#### 設問内容:
座礁事故の記事のうち「モーリシャス近海で起きた大型」から「を除去していくしか手がない。」まで(両端を含む)を、「わかしお」を「ワカシオ」に改めて書き直すこと。

═════ 原文 ═════

モーリシャス近海で起きた大型貨物船「わかしお」の座礁・石油流出を受け、アフリカ日本協議会(AJF)は、緊急セミナーを開催した。モーリシャスの弁護士で、若者支援団体ハレー・ムーブメントの法務・運営顧問を務めるニルマル・ブスゴポールさんは、石油の流出によりマングローブなどの自然環境に深刻な被害が出ており、現地の漁業や観光業が大打撃を受けていると報告した。
■事故を起こしてはいけない場所だった
わかしおは縦300メートル、幅50メートル、積載量は20万3130トンの大型貨物船。7月25日にモーリシャスの近海でサンゴ礁に衝突。積んでいた4000トンの燃料のうち約900トンが海に流出した。
わかしおが座礁した場所は、モーリシャス島からわずか1.4キロメートル東の場所。流れ出た石油は潮に乗ってモーリシャス島の沿岸部に到達した。
今回の座礁で懸念されるのが、生態系への影響だ。特に沿岸地域に生息するマングローブが深刻な被害を受ける可能性がある。流れ着いた石油はマングローブの森に浸入し、葉や茎、幹に付着する。マングローブは、海面に出た気根と呼ばれる根から呼吸をしているため、この気根が石油により塞がれると、呼吸ができなくなる。これによりマングルーブは枯れてしまう。
「生命のゆりかご」と例えられるマングローブは、陸地から流れてくる養分をためておくところ。マングローブの水辺にプランクトンが発生し、そこから食物連鎖が始まるのだ。この自然のプラットフォームであるマングローブが汚染された場合、モーリシャス近海の生態系が崩れ、生命の多様性が失われる恐れがある。
だがマングローブを除染しようにも、その作業は簡単ではない。マングローブは沿岸部に入り組んで生育している。人がその中に割って入ると、侵入した石油をより拡散してしまう。油を分解する薬を使おうにも、生態系に悪影響を及ぼす恐れがあるため使えない。ボートに乗って手作業で油を除去していくしか手がない。
油に対する脆弱性をランキングにした「環境脆弱性指標図」(ESIマップ)によると、マングローブのある湿地帯はもっとも脆弱とされるランク10だ。汚染したら最後。10年以上は元に戻らない。セミナーのスピーカーのひとり、高木仁三郎市民科学基金の村上正子さんは「本来ここは、絶対に事故を起こしてはいけないこところだった」と指摘する。

═════ 提供資料 ═════

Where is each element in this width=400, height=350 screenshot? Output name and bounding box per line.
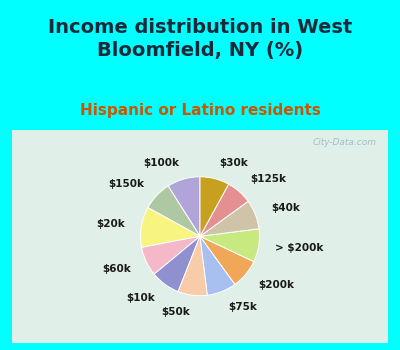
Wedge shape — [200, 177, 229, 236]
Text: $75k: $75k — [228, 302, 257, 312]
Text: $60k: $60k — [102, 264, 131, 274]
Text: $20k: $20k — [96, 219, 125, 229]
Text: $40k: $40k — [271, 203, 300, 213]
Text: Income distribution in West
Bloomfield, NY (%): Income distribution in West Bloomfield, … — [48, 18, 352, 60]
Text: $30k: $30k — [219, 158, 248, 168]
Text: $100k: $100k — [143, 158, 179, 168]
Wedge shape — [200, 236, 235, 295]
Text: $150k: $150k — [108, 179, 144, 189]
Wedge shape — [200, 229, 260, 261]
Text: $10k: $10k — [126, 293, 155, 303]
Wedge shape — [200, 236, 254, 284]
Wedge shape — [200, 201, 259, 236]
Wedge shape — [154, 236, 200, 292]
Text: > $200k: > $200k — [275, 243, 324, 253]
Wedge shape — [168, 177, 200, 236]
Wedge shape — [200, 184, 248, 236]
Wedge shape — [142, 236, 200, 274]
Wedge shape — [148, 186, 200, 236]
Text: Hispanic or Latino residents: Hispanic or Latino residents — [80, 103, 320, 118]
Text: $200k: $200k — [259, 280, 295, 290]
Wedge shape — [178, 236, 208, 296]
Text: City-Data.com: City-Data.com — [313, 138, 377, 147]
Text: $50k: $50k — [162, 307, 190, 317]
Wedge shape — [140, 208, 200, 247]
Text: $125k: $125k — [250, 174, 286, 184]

═════

#### 解答:
モーリシャス近海で起きた大型貨物船「ワカシオ」の座礁・石油流出を受け、アフリカ日本協議会(AJF)は、緊急セミナーを開催した。モーリシャスの弁護士で、若者支援団体ハレー・ムーブメントの法務・運営顧問を務めるニルマル・ブスゴポールさんは、石油の流出によりマングローブなどの自然環境に深刻な被害が出ており、現地の漁業や観光業が大打撃を受けていると報告した。
■事故を起こしてはいけない場所だった
ワカシオは縦300メートル、幅50メートル、積載量は20万3130トンの大型貨物船。7月25日にモーリシャスの近海でサンゴ礁に衝突。積んでいた4000トンの燃料のうち約900トンが海に流出した。
ワカシオが座礁した場所は、モーリシャス島からわずか1.4キロメートル東の場所。流れ出た石油は潮に乗ってモーリシャス島の沿岸部に到達した。
今回の座礁で懸念されるのが、生態系への影響だ。特に沿岸地域に生息するマングローブが深刻な被害を受ける可能性がある。流れ着いた石油はマングローブの森に浸入し、葉や茎、幹に付着する。マングローブは、海面に出た気根と呼ばれる根から呼吸をしているため、この気根が石油により塞がれると、呼吸ができなくなる。これによりマングルーブは枯れてしまう。
「生命のゆりかご」と例えられるマングローブは、陸地から流れてくる養分をためておくところ。マングローブの水辺にプランクトンが発生し、そこから食物連鎖が始まるのだ。この自然のプラットフォームであるマングローブが汚染された場合、モーリシャス近海の生態系が崩れ、生命の多様性が失われる恐れがある。
だがマングローブを除染しようにも、その作業は簡単ではない。マングローブは沿岸部に入り組んで生育している。人がその中に割って入ると、侵入した石油をより拡散してしまう。油を分解する薬を使おうにも、生態系に悪影響を及ぼす恐れがあるため使えない。ボートに乗って手作業で油を除去していくしか手がない。